• ZU ERLEDIGENDE AUFGABEN:
a: Stimmen diese Aussagen mit dem Textabschnitt überein? (i) Das FG war der Meinung, dass negative Feststellungsbescheide nicht vollziehbar sind. (ii) Das FG hielt den Einwand für durchschlagend, das FA habe willkürlich einen negativen Feststellungsbescheid erlassen. (iii) Das FG hat dem Antrag auf Erlaß einer einstweiligen Anordnung stattgegeben. Antworte jeweils mit Ja oder Nein und zitiere die entscheidenden Worte wörtlich.
b: Mit welcher Begründung hat das FG laut Textabschnitt den Antrag auf Erlaß einer einstweiligen Anordnung abgelehnt?

• TEXTABSCHNITT:

════════════════

Das FG lehnte den Antrag auf Aussetzung der Vollziehung unter Hinweis auf die damalige Rechtsprechung des Bundesfinanzhofs - BFH - (Beschlüsse vom 24. März 1975 IV S 22/74, BFHE 115, 417, BStBl II 1975, 711; vom 10. November 1977 IV B 33-34/76, BFHE 123, 412, BStBl II 1978, 15; vom 26. Januar 1983 I B 48/80, BFHE 137, 235, BStBl II 1983, 233, und vom 21. Dezember 1983 I B 81/82, BFHE 139, 501, BStBl II 1984, 206) mit der Begründung ab, negative Feststellungsbescheide seien nicht vollziehbar. Den Einwand, das FA habe willkürlich einen negativen Feststellungsbescheid erlassen und aus diesem Grunde müsse vorläufiger Rechtsschutz im Verfahren der Aussetzung der Vollziehung gewährt werden, hielt das FG nicht für durchschlagend. Den Antrag auf Erlaß einer einstweiligen Anordnung lehnte das FG mit der Begründung ab, die Antragsteller hätten das Vorliegen von Anordnungsgründen nach § 114 Abs. 1 Satz 1 oder Satz 2 FGO nicht glaubhaft gemacht.

════════════════

• DATENSÄTZE:
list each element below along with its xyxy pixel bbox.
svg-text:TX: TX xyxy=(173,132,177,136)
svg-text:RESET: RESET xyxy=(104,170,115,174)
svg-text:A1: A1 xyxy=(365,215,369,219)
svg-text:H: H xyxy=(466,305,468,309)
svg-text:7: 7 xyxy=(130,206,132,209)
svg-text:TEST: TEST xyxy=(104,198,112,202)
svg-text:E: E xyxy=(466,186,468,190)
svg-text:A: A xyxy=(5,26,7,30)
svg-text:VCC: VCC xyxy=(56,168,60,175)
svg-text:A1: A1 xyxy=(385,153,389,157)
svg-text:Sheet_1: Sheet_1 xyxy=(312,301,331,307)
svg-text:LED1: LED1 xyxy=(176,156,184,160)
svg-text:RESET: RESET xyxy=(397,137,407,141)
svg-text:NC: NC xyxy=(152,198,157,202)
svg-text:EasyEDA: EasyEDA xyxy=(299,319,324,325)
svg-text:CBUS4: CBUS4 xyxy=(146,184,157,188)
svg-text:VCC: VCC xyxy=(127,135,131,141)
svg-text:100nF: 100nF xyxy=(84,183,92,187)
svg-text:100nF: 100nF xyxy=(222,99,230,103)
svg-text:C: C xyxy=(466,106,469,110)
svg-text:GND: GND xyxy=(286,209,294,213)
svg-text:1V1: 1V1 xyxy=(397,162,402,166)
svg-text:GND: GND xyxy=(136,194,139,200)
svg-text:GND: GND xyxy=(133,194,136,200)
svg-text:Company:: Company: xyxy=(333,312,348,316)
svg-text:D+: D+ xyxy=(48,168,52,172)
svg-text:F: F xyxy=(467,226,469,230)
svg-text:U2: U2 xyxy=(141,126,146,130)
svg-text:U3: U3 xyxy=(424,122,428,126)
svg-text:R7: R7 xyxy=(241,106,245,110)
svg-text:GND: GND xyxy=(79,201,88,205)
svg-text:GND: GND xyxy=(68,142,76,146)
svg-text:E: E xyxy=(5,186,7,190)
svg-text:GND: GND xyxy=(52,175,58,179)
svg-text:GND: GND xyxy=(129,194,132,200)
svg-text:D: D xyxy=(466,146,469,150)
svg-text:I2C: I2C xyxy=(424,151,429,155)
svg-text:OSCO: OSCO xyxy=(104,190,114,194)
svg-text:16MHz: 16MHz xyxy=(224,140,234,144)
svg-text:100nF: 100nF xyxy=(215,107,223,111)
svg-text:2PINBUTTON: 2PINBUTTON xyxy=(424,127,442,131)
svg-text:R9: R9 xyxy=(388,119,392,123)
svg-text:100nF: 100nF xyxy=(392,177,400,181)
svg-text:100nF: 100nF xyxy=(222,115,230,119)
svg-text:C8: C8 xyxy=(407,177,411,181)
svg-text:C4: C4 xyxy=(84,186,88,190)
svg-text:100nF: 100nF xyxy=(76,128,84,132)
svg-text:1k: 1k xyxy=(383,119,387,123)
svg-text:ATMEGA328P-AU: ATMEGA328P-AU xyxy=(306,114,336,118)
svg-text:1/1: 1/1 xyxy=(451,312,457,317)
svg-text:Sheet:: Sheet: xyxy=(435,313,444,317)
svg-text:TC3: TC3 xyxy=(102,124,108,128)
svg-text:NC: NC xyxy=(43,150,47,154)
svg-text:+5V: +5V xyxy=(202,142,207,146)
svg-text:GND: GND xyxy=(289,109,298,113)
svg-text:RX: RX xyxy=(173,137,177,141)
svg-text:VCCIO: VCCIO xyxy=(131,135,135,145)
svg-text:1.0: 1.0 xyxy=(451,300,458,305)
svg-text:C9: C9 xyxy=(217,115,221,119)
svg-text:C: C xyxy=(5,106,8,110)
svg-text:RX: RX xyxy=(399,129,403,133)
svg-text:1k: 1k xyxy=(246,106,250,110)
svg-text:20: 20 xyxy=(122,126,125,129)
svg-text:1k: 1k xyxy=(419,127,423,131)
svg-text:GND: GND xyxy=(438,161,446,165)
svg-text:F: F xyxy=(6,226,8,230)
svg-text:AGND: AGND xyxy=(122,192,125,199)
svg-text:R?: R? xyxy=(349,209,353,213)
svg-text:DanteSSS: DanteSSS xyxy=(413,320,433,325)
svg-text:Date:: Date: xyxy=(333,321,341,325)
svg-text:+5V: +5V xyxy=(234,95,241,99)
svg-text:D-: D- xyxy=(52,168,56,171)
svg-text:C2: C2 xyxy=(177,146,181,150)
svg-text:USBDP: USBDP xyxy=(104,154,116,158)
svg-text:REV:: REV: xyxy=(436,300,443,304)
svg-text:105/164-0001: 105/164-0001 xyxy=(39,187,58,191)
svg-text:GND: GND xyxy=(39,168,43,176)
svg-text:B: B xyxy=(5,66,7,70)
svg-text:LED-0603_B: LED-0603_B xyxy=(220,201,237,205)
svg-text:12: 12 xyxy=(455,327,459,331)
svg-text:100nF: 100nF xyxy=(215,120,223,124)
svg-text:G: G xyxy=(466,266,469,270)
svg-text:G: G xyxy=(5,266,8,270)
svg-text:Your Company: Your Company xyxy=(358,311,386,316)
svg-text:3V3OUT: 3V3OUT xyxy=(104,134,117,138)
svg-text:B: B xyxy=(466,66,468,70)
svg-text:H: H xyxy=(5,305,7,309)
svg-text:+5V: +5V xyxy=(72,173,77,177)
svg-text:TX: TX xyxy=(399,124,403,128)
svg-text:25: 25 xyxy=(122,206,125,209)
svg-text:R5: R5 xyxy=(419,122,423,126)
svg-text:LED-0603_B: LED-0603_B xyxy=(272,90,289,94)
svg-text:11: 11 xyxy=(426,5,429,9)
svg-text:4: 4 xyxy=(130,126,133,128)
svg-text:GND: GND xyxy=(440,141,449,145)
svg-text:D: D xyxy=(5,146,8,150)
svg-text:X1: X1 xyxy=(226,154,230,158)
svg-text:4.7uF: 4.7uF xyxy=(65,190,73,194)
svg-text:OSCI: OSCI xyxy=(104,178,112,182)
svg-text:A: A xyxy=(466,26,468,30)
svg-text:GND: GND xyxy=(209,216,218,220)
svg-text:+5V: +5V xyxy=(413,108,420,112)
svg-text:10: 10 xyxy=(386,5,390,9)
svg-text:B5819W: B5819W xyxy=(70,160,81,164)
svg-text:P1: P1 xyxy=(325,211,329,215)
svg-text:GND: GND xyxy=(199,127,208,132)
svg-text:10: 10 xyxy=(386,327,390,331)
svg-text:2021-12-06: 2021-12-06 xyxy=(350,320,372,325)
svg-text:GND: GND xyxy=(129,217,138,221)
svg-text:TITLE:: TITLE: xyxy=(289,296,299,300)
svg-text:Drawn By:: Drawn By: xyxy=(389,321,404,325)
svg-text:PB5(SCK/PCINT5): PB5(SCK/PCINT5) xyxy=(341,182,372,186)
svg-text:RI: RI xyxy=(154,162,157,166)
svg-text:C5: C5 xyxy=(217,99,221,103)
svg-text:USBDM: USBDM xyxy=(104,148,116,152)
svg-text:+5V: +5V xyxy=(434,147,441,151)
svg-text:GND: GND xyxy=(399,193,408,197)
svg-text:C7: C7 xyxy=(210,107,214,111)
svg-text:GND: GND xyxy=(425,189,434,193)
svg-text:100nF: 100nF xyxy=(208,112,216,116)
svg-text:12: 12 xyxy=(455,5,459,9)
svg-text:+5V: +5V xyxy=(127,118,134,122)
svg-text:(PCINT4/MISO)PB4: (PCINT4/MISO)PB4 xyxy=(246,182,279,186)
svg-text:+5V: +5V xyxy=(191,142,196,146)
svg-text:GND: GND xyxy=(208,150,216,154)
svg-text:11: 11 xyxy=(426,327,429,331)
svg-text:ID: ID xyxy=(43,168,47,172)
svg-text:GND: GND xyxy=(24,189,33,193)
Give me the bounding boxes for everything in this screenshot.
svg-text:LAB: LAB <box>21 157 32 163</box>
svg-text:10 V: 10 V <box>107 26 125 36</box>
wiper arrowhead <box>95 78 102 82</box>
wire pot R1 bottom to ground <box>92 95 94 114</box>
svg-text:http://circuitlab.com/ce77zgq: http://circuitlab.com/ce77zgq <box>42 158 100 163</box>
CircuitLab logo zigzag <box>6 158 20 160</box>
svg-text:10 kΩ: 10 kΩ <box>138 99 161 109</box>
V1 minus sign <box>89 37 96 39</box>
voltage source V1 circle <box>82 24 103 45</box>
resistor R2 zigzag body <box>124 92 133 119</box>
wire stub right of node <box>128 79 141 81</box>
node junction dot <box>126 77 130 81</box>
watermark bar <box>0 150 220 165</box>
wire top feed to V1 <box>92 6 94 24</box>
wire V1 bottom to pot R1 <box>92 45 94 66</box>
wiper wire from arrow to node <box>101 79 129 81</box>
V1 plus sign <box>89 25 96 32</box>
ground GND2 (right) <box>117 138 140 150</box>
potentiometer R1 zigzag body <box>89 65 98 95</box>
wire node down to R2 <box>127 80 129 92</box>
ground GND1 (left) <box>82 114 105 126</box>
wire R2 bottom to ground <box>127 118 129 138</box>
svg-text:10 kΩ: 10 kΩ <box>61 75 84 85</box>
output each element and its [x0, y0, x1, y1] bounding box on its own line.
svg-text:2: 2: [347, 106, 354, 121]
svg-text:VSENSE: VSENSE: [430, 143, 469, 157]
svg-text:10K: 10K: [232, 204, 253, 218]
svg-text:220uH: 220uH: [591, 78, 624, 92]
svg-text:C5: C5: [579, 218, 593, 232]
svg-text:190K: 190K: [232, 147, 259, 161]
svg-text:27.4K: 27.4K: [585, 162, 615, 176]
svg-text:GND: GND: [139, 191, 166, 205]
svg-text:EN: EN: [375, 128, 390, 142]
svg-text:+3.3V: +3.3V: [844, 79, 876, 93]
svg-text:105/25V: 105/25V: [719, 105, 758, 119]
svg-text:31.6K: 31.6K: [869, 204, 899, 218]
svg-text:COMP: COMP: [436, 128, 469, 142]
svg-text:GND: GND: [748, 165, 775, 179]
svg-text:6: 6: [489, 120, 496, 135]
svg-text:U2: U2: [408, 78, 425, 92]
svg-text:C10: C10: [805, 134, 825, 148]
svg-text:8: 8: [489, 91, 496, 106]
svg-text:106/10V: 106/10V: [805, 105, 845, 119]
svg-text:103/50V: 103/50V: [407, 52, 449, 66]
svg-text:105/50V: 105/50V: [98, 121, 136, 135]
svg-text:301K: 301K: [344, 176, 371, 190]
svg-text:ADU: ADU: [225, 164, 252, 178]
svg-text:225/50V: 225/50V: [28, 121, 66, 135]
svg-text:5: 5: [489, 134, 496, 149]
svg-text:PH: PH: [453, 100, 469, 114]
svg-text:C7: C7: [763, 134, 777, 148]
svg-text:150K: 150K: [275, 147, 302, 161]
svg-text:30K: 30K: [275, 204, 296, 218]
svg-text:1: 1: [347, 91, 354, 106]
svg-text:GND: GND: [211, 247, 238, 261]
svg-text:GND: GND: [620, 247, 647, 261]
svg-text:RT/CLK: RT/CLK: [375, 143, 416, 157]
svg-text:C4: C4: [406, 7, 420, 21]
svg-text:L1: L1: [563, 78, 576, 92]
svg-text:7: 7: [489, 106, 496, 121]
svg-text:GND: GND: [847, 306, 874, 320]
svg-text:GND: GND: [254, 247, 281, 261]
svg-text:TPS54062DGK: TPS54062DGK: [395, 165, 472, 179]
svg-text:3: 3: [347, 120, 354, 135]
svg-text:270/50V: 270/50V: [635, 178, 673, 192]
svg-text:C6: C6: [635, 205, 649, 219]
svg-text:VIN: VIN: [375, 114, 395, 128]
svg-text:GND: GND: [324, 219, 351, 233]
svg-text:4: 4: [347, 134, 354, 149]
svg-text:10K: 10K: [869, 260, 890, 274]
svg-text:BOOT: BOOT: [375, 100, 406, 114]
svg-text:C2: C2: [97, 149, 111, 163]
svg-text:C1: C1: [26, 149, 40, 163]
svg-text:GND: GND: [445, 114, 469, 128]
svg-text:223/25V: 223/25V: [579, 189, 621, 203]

════════════════

• LÖSUNGEN JE AUFGABE:
a:
(i) Ja: „negative Feststellungsbescheide seien nicht vollziehbar“
(ii) Nein: „hielt das FG nicht für durchschlagend“
(iii) Nein: „Den Antrag auf Erlaß einer einstweiligen Anordnung lehnte das FG mit der Begründung ab“

b: Die Antragsteller hätten das Vorliegen von Anordnungsgründen nach § 114 Abs. 1 Satz 1 oder Satz 2 FGO nicht glaubhaft gemacht.